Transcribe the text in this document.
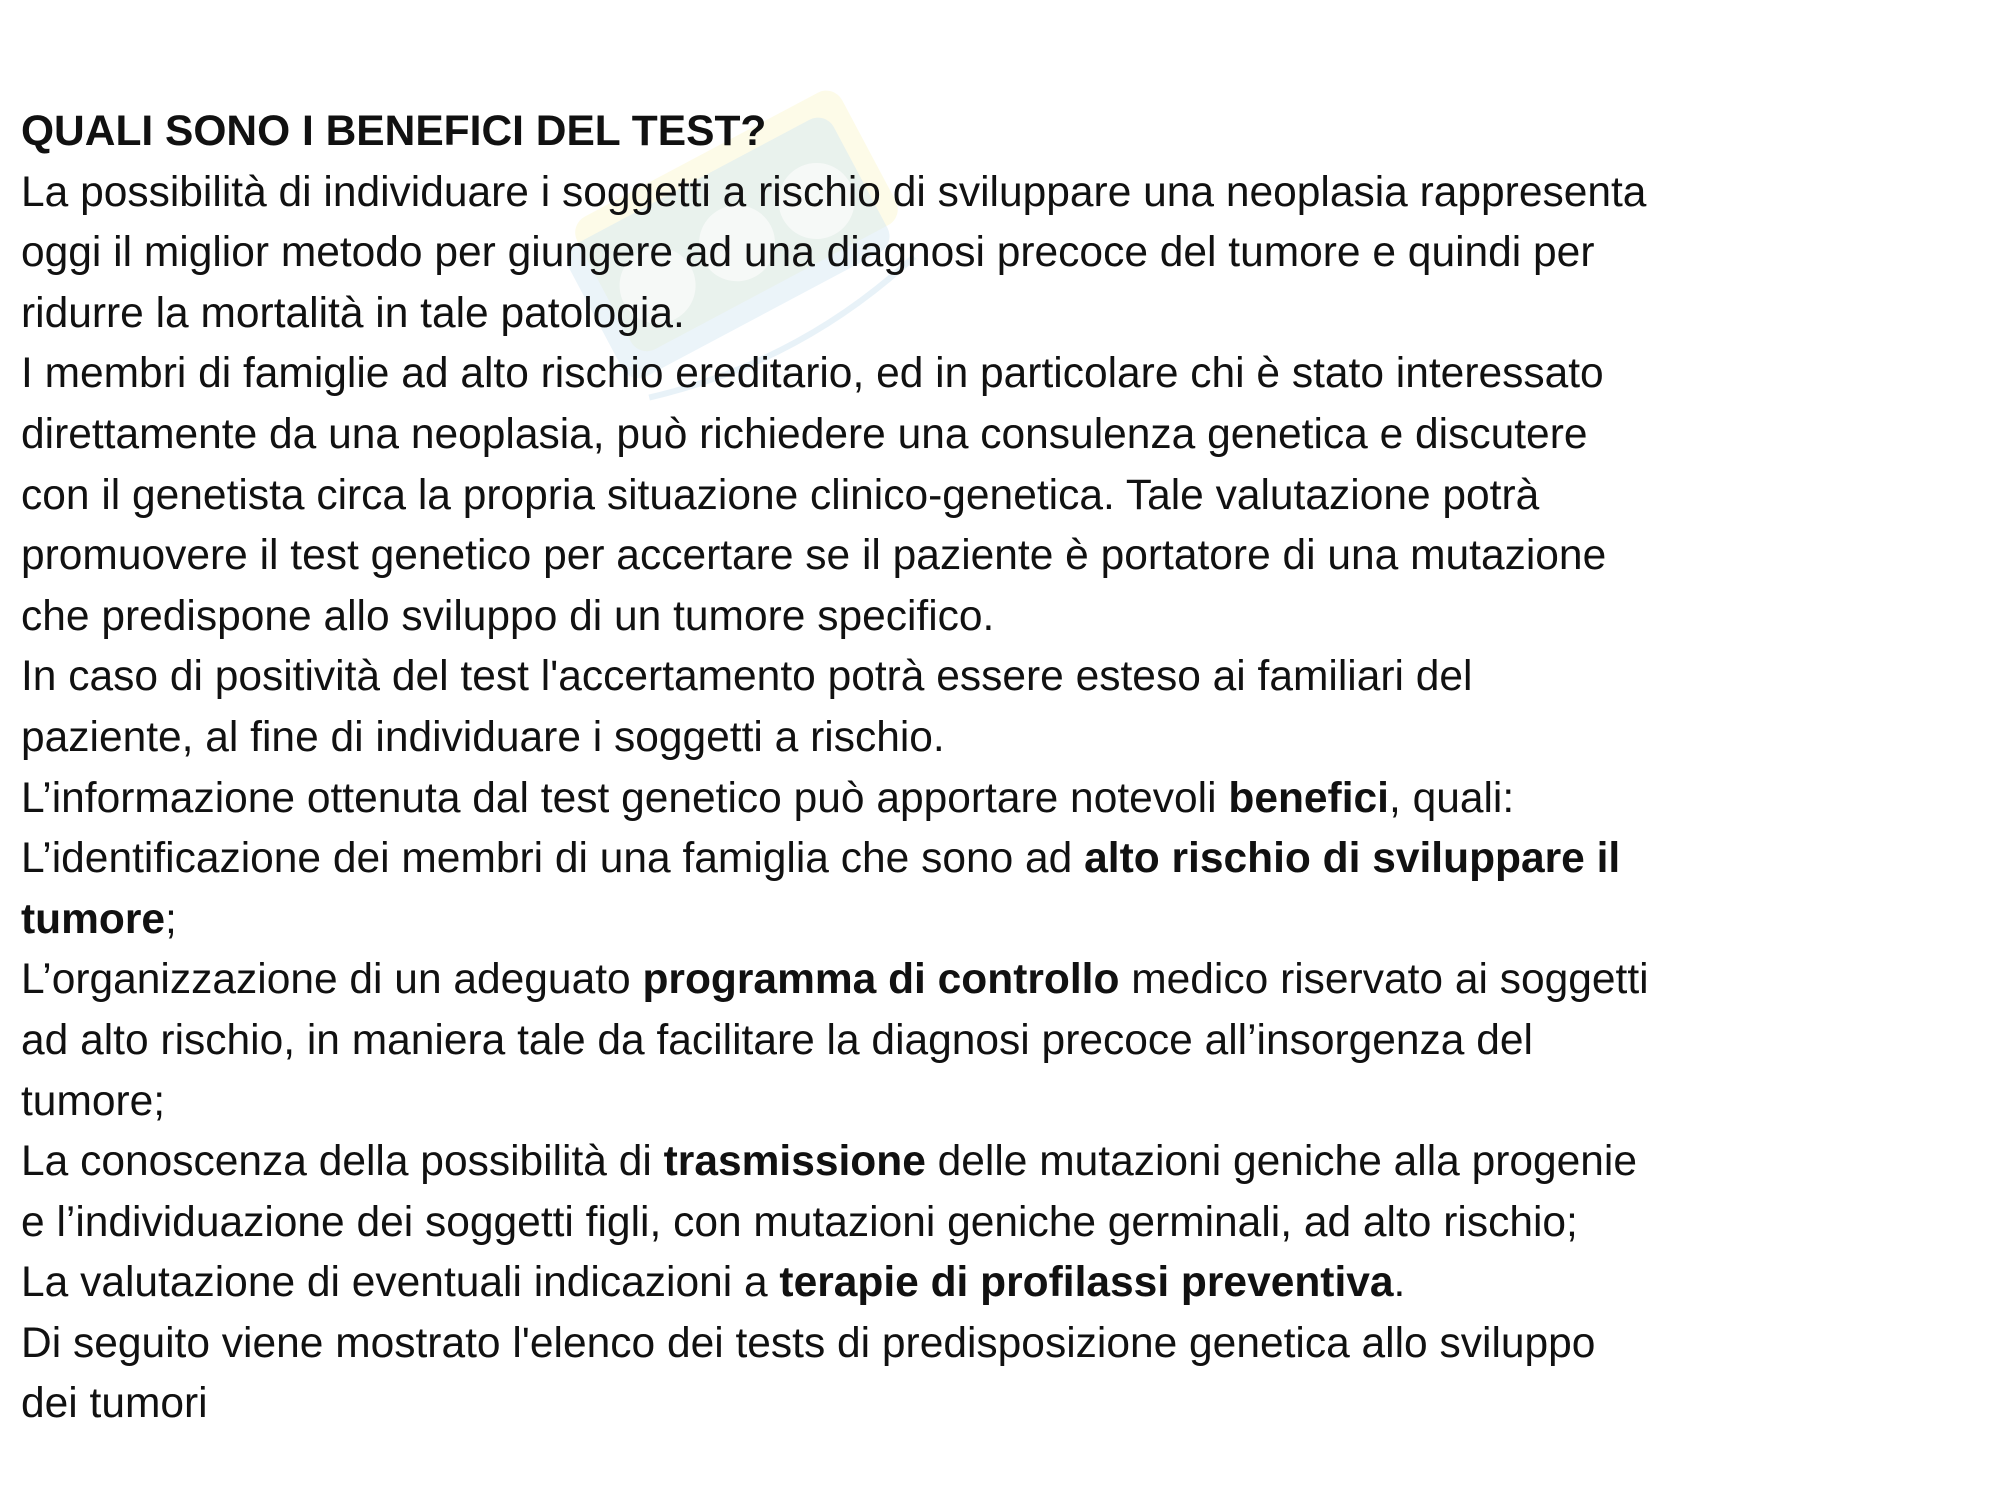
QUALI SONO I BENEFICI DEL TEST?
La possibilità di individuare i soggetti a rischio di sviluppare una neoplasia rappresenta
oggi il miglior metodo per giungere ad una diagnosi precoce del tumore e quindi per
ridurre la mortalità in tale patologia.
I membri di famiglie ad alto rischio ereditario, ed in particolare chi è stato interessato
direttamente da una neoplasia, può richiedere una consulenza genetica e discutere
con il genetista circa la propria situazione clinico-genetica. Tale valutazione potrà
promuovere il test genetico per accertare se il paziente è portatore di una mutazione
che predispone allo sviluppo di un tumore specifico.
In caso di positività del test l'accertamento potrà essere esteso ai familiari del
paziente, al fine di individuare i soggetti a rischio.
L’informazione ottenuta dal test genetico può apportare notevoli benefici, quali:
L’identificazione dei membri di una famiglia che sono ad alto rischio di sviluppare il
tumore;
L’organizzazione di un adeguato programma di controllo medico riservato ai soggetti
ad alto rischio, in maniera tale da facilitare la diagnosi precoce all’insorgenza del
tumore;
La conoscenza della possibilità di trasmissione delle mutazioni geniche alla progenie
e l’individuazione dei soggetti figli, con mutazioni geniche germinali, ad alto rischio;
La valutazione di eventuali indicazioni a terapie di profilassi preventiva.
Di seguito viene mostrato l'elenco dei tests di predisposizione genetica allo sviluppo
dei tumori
+++
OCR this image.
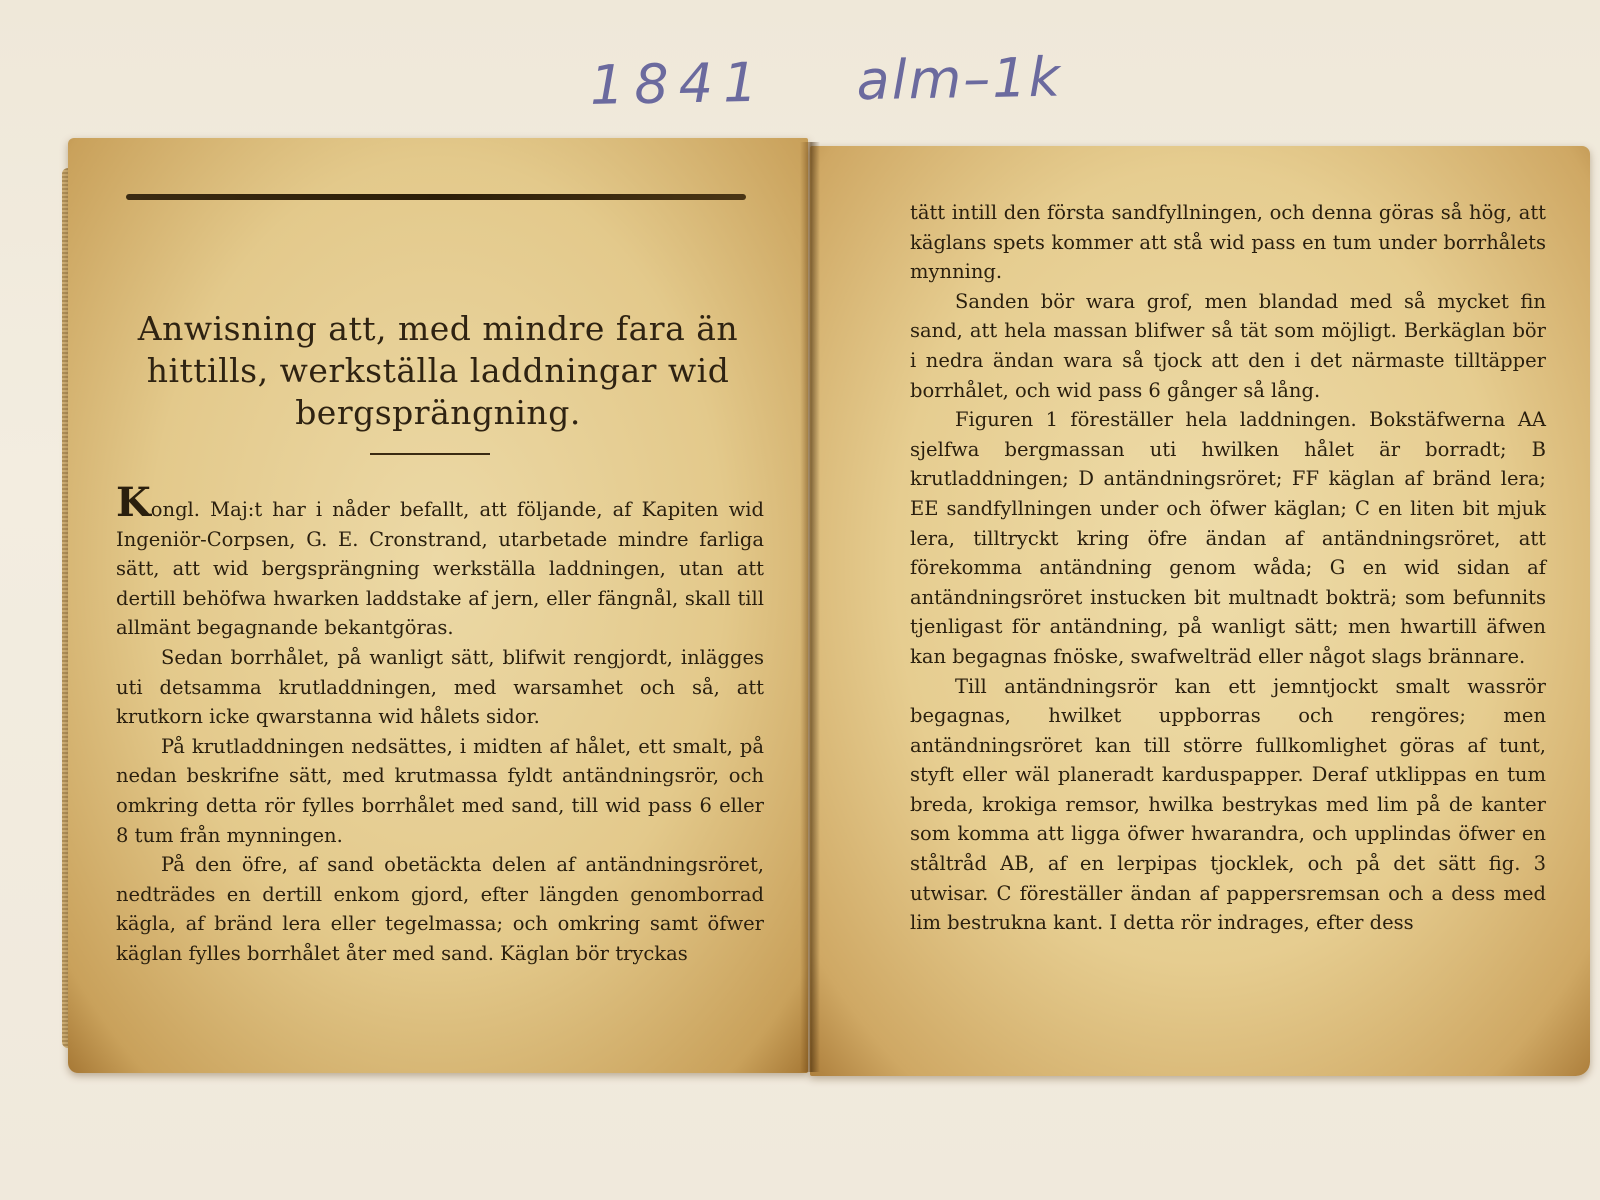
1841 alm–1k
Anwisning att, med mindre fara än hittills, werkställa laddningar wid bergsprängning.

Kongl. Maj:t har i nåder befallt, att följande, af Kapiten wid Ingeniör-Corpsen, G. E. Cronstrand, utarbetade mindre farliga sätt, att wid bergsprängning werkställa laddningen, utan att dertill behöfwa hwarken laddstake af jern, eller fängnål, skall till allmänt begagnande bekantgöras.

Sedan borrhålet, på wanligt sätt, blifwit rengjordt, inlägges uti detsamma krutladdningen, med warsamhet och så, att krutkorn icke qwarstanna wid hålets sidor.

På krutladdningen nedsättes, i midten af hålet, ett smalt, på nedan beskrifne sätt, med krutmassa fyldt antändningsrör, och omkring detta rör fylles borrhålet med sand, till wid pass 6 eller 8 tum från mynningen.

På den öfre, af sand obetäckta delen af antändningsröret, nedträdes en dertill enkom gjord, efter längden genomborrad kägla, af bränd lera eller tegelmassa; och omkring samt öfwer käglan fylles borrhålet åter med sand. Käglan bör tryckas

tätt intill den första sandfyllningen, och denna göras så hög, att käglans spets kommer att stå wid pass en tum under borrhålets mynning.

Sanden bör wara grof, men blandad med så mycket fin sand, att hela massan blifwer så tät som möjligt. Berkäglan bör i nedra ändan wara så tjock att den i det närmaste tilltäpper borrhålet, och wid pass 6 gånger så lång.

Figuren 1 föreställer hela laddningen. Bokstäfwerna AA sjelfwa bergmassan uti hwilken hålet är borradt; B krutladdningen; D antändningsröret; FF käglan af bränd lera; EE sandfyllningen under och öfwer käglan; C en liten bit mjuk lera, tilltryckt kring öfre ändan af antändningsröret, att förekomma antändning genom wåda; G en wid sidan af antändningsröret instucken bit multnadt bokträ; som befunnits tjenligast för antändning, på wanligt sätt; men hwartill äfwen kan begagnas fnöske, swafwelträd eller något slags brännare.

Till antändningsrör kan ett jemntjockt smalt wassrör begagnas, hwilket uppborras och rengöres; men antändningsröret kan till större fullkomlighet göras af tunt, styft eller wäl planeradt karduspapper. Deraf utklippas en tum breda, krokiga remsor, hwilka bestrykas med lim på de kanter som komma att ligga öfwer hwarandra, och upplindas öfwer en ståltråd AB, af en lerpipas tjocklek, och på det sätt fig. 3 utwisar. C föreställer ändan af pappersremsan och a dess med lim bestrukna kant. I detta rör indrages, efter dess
+++
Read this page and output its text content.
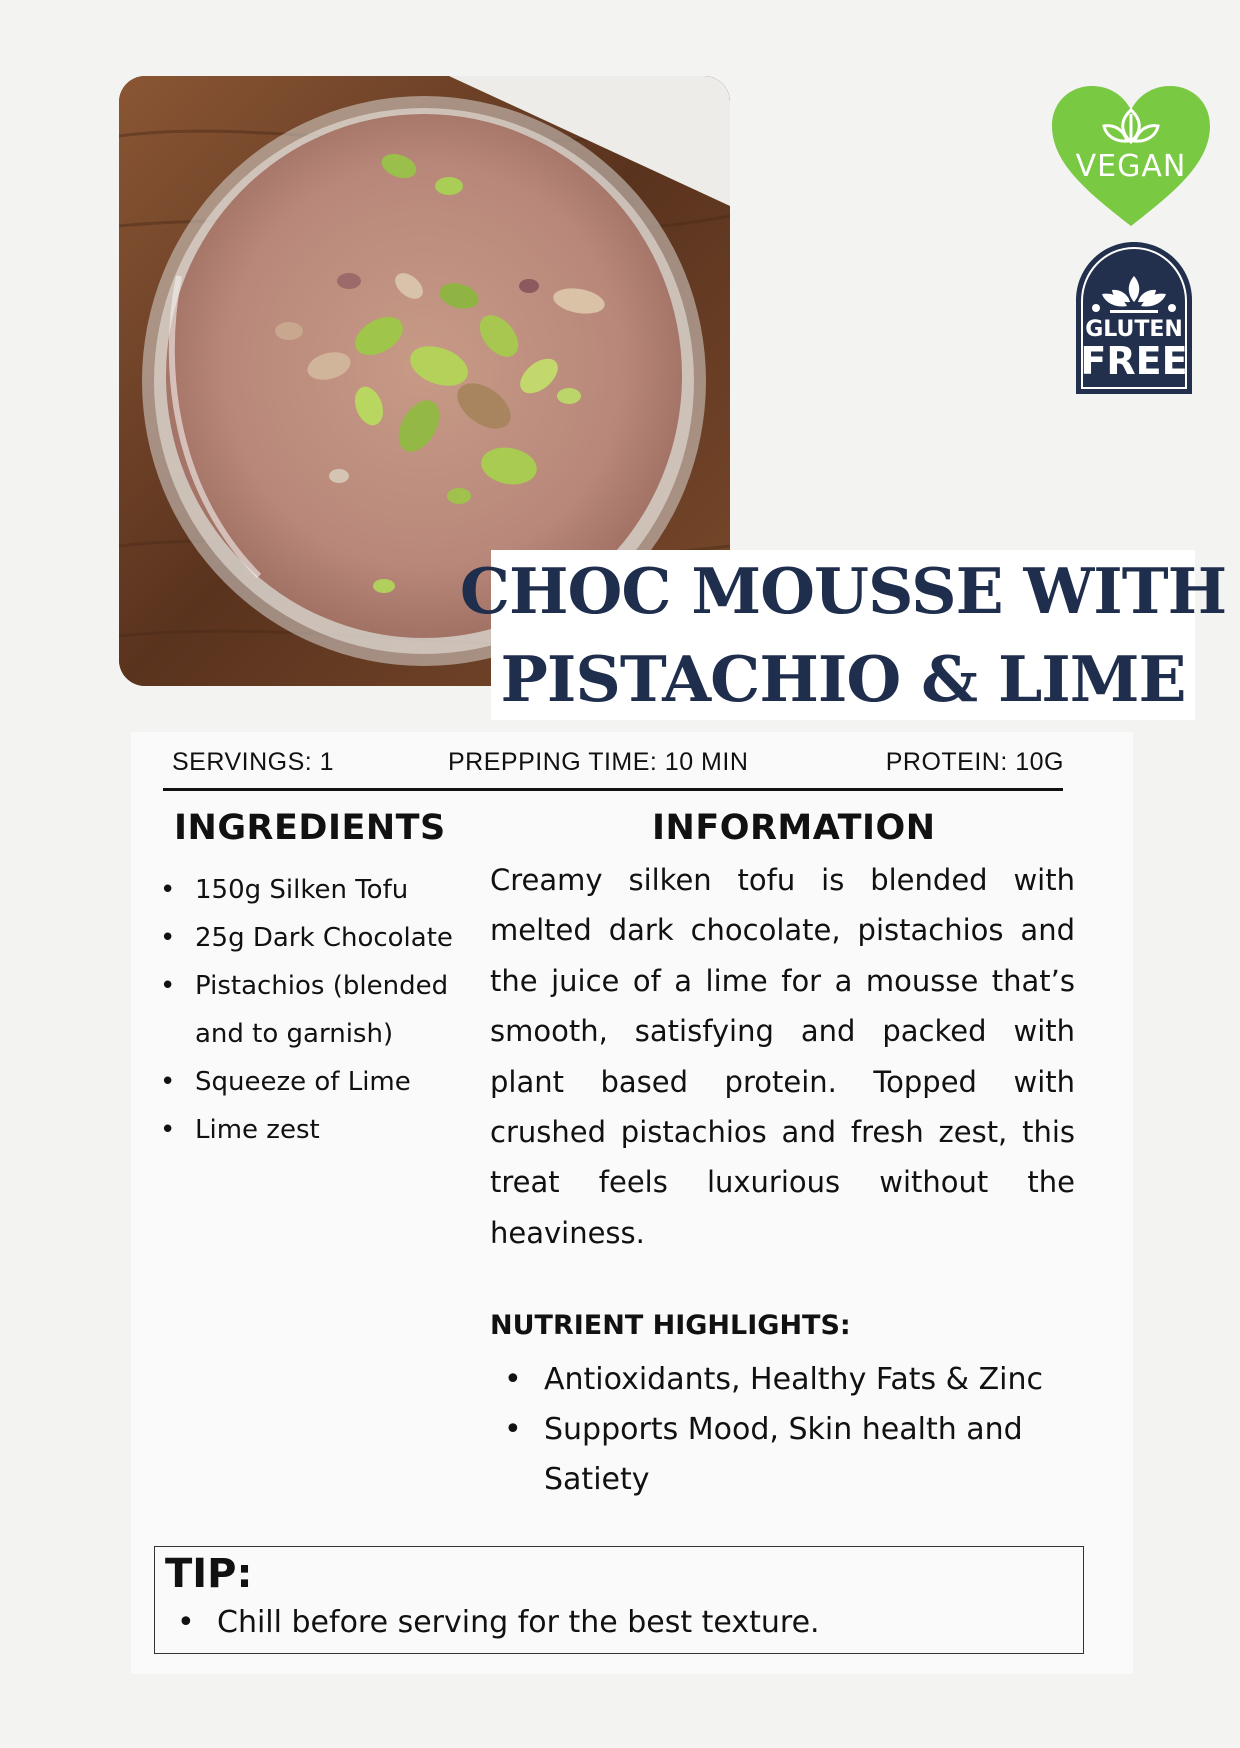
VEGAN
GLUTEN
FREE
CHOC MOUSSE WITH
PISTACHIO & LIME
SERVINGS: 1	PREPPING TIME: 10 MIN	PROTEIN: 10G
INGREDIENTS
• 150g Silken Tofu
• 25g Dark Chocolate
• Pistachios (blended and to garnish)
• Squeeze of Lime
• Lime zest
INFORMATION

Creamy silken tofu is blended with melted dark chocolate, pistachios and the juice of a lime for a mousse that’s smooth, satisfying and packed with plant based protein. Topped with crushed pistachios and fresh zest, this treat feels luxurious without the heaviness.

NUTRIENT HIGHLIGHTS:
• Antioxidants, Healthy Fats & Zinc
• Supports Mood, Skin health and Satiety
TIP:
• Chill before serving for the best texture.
+++
*Your task:*
Counting only lines that contain the word "potrà", how many are there in the records above? Give the number alone.

*Answer box:*
2